→ **Records shown**:

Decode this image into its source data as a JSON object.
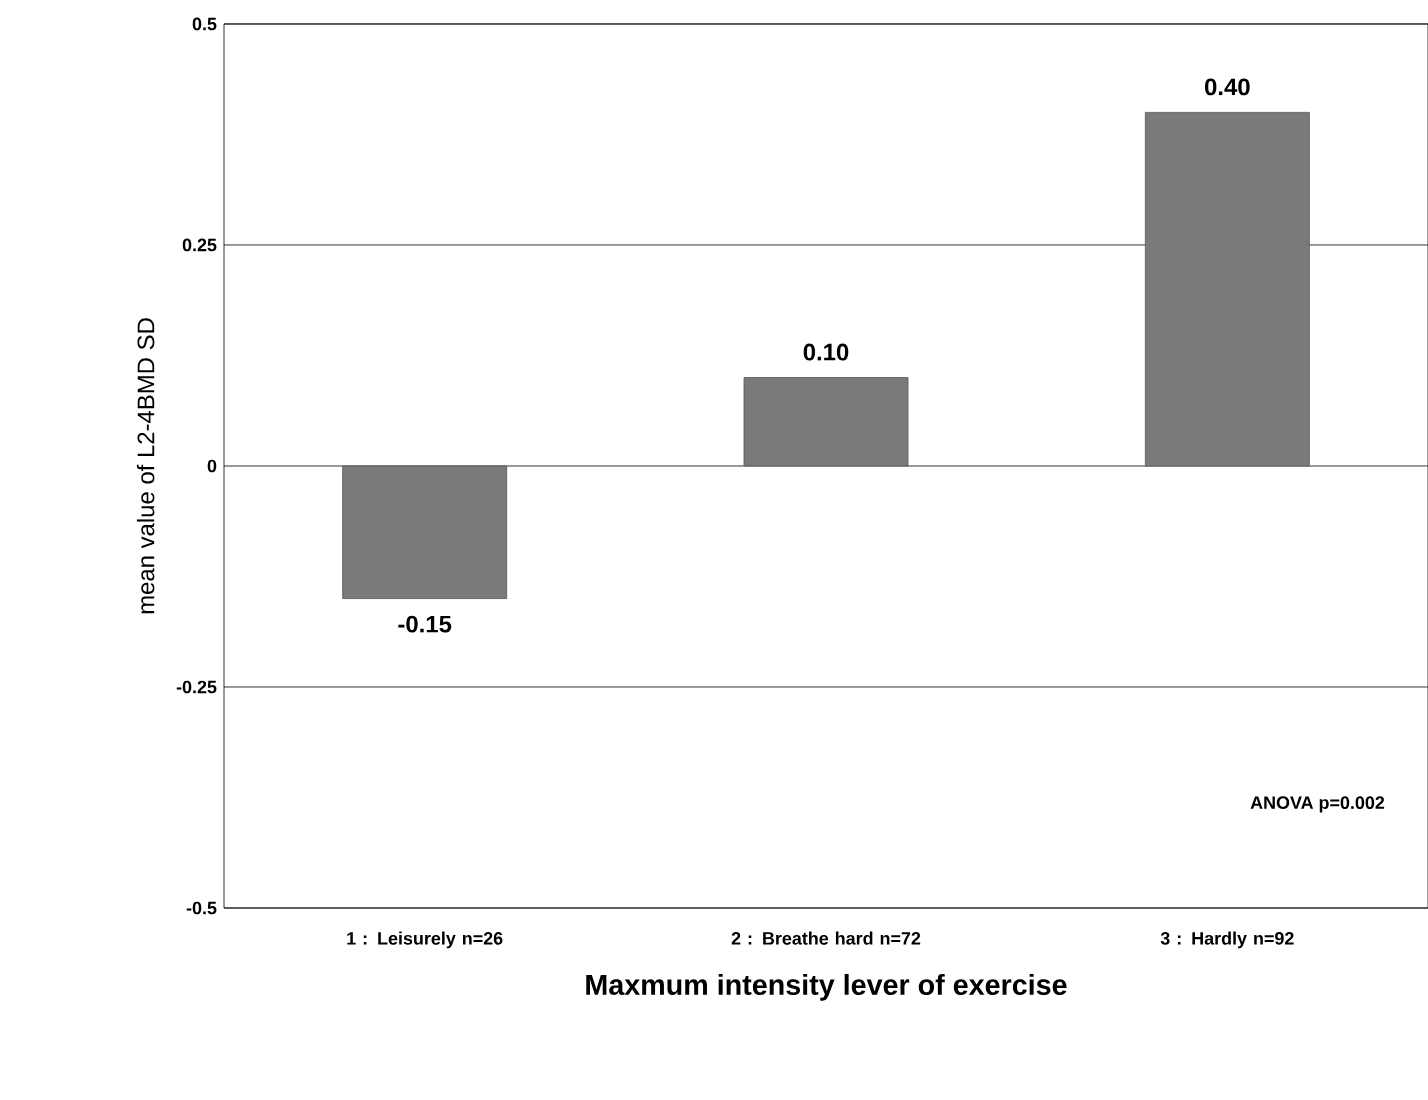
{
  "chart_data": {
    "type": "bar",
    "xlabel": "Maxmum intensity lever of exercise",
    "ylabel": "mean value of L2-4BMD SD",
    "categories": [
      "1 : Leisurely n=26",
      "2 : Breathe hard n=72",
      "3 : Hardly n=92"
    ],
    "values": [
      -0.15,
      0.1,
      0.4
    ],
    "value_labels": [
      "-0.15",
      "0.10",
      "0.40"
    ],
    "color": "#7a7a7a",
    "ylim": [
      -0.5,
      0.5
    ],
    "yticks": [
      {
        "value": -0.5,
        "label": "-0.5"
      },
      {
        "value": -0.25,
        "label": "-0.25"
      },
      {
        "value": 0,
        "label": "0"
      },
      {
        "value": 0.25,
        "label": "0.25"
      },
      {
        "value": 0.5,
        "label": "0.5"
      }
    ],
    "grid": "y",
    "annotations": [
      "ANOVA p=0.002"
    ]
  }
}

→ **The problem**:
Repeat the data in full and exactly. Omit pictures.

→ **Complete output**:
Decode this image into its source data as a JSON object.
{
  "chart_data": {
    "type": "bar",
    "xlabel": "Maxmum intensity lever of exercise",
    "ylabel": "mean value of L2-4BMD SD",
    "categories": [
      "1 : Leisurely n=26",
      "2 : Breathe hard n=72",
      "3 : Hardly n=92"
    ],
    "values": [
      -0.15,
      0.1,
      0.4
    ],
    "value_labels": [
      "-0.15",
      "0.10",
      "0.40"
    ],
    "color": "#7a7a7a",
    "ylim": [
      -0.5,
      0.5
    ],
    "yticks": [
      {
        "value": -0.5,
        "label": "-0.5"
      },
      {
        "value": -0.25,
        "label": "-0.25"
      },
      {
        "value": 0,
        "label": "0"
      },
      {
        "value": 0.25,
        "label": "0.25"
      },
      {
        "value": 0.5,
        "label": "0.5"
      }
    ],
    "grid": "y",
    "annotations": [
      "ANOVA p=0.002"
    ]
  }
}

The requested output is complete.